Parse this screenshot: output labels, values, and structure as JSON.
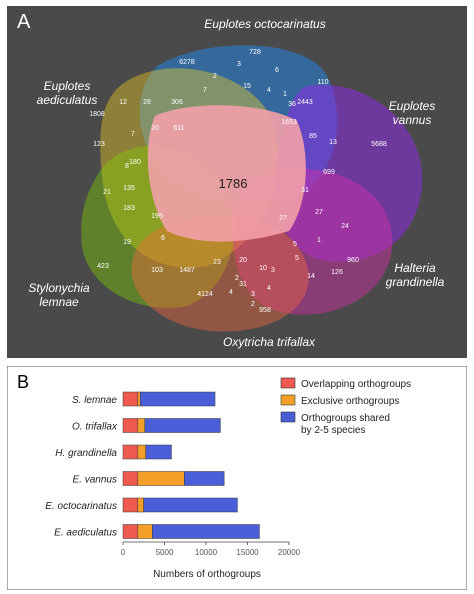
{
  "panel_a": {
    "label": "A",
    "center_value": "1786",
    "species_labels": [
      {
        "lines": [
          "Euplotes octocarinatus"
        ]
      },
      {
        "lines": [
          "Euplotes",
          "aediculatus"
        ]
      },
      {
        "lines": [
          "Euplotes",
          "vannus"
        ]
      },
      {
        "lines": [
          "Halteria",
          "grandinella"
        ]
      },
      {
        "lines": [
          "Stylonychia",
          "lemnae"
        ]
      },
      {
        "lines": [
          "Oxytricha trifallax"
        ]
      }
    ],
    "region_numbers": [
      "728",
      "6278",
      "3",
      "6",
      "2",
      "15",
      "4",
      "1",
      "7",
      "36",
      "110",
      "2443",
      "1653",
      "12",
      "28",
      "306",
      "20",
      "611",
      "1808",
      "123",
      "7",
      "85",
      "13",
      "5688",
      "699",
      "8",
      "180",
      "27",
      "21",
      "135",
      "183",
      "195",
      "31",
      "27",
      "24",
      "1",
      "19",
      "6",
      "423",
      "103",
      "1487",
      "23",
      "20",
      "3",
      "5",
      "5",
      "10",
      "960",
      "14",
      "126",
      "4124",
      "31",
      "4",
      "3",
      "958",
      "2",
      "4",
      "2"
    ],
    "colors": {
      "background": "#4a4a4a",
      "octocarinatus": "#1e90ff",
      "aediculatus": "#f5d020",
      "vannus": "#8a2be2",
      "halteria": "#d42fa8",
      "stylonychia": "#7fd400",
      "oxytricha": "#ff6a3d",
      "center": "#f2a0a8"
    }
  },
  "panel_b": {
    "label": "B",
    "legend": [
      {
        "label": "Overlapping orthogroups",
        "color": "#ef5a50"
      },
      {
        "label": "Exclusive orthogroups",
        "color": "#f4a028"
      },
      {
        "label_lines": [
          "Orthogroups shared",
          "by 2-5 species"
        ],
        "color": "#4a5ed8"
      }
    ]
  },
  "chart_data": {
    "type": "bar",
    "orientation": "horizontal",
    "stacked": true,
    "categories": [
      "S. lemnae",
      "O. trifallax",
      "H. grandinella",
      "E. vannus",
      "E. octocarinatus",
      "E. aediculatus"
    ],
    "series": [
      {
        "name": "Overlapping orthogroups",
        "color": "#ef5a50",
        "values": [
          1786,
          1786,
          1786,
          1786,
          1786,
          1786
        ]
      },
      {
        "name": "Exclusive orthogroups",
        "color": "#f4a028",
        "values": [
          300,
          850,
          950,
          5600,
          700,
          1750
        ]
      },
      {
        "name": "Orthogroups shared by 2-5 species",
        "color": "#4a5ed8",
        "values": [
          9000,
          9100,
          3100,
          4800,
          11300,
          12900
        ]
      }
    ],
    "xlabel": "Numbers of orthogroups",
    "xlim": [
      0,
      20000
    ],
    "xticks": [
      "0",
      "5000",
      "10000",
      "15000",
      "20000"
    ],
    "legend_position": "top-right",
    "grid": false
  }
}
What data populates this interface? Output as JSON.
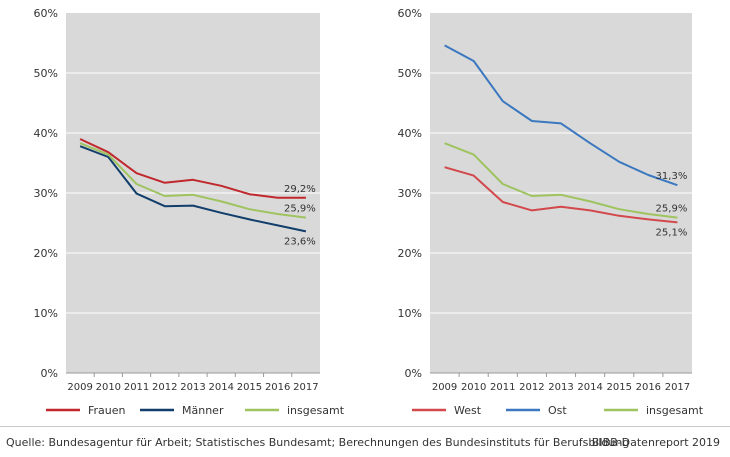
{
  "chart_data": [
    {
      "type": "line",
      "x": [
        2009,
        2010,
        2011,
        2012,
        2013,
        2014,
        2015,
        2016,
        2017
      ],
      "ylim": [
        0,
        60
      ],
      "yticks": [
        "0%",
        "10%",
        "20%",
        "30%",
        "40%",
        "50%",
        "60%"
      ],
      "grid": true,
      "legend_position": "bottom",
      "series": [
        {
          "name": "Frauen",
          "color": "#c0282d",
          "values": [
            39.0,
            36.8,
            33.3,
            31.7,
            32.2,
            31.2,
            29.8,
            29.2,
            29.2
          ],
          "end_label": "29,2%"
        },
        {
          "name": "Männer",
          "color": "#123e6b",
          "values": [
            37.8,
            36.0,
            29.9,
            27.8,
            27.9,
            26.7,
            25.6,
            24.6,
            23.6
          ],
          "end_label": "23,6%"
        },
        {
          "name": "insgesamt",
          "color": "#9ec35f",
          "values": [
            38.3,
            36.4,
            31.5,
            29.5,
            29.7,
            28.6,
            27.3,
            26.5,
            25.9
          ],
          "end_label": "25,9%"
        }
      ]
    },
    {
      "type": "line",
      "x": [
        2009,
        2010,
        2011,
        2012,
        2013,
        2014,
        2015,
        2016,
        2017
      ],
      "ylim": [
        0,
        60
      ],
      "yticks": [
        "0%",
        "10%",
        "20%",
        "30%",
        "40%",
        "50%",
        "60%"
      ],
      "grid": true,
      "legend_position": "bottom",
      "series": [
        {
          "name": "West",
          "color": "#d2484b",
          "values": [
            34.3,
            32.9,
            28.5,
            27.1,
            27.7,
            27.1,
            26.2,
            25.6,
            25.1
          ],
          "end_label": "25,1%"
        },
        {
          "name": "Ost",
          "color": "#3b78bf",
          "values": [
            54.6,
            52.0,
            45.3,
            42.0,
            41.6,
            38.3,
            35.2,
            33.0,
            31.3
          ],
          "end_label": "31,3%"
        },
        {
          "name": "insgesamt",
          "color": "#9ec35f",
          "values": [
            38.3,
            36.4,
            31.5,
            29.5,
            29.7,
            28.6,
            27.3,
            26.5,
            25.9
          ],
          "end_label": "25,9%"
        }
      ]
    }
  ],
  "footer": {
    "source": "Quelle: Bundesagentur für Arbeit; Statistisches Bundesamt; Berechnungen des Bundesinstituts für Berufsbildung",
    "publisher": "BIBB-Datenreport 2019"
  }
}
- - - - -
* _Do this_
Work out how many lines in the records above contain the word "octocarinatus", and reply with that number alone.

* _Expected output_
3